Written request
Without altering anything, output the material below.

Dataset items
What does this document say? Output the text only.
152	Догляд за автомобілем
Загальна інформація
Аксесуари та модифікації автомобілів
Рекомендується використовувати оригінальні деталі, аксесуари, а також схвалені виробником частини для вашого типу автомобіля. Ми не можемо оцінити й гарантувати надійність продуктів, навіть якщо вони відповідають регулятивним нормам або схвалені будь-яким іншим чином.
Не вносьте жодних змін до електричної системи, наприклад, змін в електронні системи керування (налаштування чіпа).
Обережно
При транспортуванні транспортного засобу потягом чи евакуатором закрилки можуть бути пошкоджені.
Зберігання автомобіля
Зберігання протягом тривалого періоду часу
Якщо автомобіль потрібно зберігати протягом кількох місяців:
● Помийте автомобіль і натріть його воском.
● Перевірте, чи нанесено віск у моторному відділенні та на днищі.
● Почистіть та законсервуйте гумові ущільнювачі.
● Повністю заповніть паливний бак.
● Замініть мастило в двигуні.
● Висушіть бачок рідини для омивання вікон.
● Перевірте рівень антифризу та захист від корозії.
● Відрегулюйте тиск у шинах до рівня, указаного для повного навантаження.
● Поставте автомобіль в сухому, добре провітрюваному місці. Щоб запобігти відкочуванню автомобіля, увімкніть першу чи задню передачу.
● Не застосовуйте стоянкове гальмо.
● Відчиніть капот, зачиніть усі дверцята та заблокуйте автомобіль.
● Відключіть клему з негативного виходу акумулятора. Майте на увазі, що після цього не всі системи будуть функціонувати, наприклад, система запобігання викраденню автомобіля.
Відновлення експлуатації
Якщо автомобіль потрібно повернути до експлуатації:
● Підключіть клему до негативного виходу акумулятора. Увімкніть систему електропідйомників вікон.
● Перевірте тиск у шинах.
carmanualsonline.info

Exercise result
What does this document say? Output the text only.
152	Догляд за автомобілем
Загальна інформація
Аксесуари та модифікації автомобілів
Рекомендується використовувати оригінальні деталі, аксесуари, а також схвалені виробником частини для вашого типу автомобіля. Ми не можемо оцінити й гарантувати надійність продуктів, навіть якщо вони відповідають регулятивним нормам або схвалені будь-яким іншим чином.
Не вносьте жодних змін до електричної системи, наприклад, змін в електронні системи керування (налаштування чіпа).
Обережно
При транспортуванні транспортного засобу потягом чи евакуатором закрилки можуть бути пошкоджені.
Зберігання автомобіля
Зберігання протягом тривалого періоду часу
Якщо автомобіль потрібно зберігати протягом кількох місяців:
● Помийте автомобіль і натріть його воском.
● Перевірте, чи нанесено віск у моторному відділенні та на днищі.
● Почистіть та законсервуйте гумові ущільнювачі.
● Повністю заповніть паливний бак.
● Замініть мастило в двигуні.
● Висушіть бачок рідини для омивання вікон.
● Перевірте рівень антифризу та захист від корозії.
● Відрегулюйте тиск у шинах до рівня, указаного для повного навантаження.
● Поставте автомобіль в сухому, добре провітрюваному місці. Щоб запобігти відкочуванню автомобіля, увімкніть першу чи задню передачу.
● Не застосовуйте стоянкове гальмо.
● Відчиніть капот, зачиніть усі дверцята та заблокуйте автомобіль.
● Відключіть клему з негативного виходу акумулятора. Майте на увазі, що після цього не всі системи будуть функціонувати, наприклад, система запобігання викраденню автомобіля.
Відновлення експлуатації
Якщо автомобіль потрібно повернути до експлуатації:
● Підключіть клему до негативного виходу акумулятора. Увімкніть систему електропідйомників вікон.
● Перевірте тиск у шинах.
carmanualsonline.info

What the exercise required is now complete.